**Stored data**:
--------

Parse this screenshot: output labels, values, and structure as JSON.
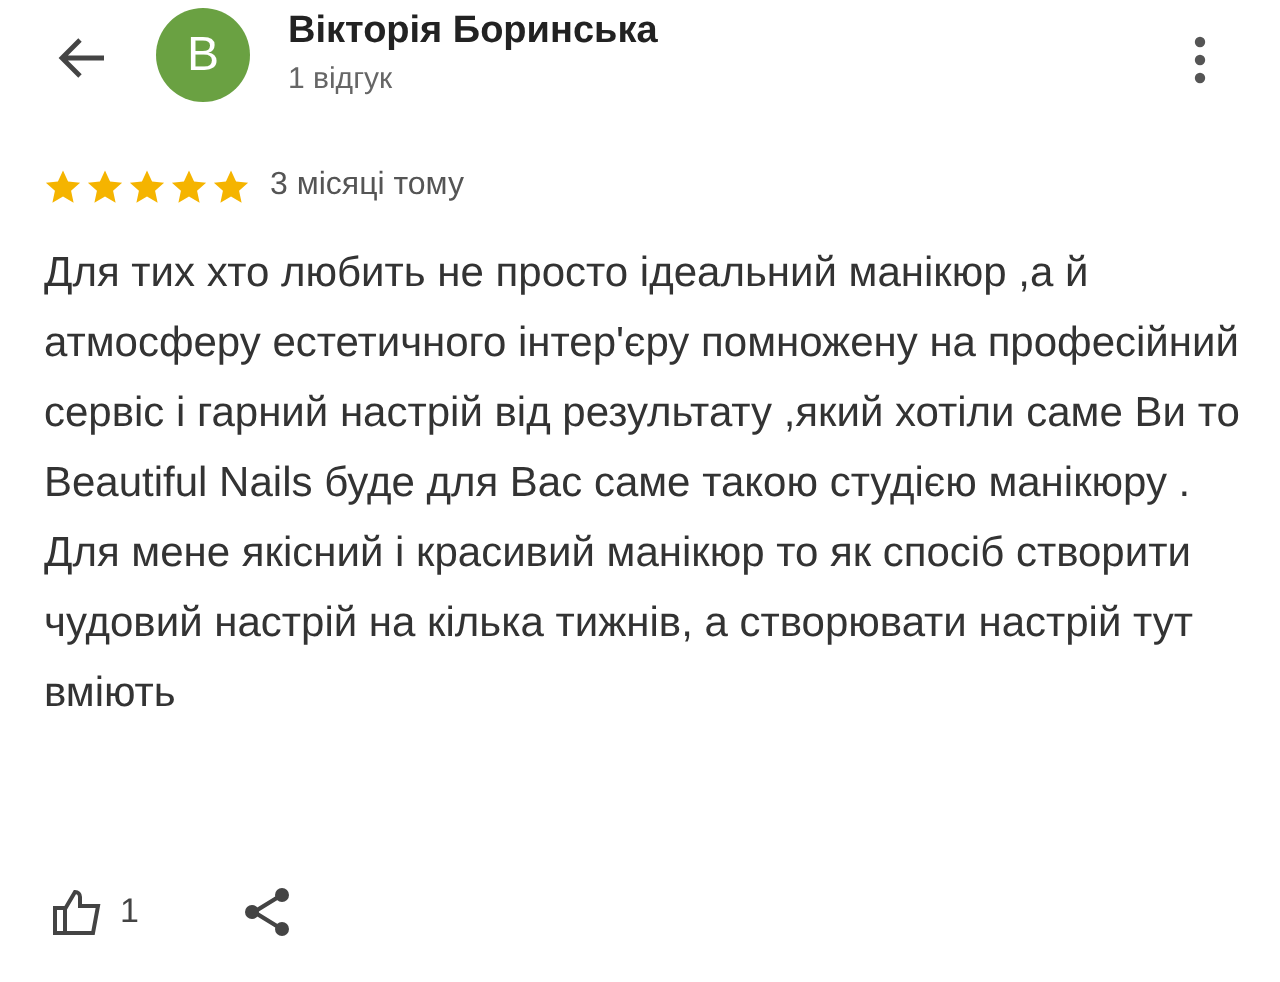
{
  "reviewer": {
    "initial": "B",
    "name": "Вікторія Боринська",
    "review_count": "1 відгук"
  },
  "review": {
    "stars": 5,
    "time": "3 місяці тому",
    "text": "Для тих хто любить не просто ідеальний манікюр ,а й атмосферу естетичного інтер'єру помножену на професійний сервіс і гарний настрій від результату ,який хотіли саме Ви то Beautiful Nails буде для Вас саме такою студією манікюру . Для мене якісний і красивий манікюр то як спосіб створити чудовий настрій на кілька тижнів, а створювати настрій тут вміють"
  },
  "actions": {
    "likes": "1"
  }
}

--------

Restate the records word for word, omitting images.

Parse this screenshot: output labels, values, and structure as JSON.
{
  "reviewer": {
    "initial": "B",
    "name": "Вікторія Боринська",
    "review_count": "1 відгук"
  },
  "review": {
    "stars": 5,
    "time": "3 місяці тому",
    "text": "Для тих хто любить не просто ідеальний манікюр ,а й атмосферу естетичного інтер'єру помножену на професійний сервіс і гарний настрій від результату ,який хотіли саме Ви то Beautiful Nails буде для Вас саме такою студією манікюру . Для мене якісний і красивий манікюр то як спосіб створити чудовий настрій на кілька тижнів, а створювати настрій тут вміють"
  },
  "actions": {
    "likes": "1"
  }
}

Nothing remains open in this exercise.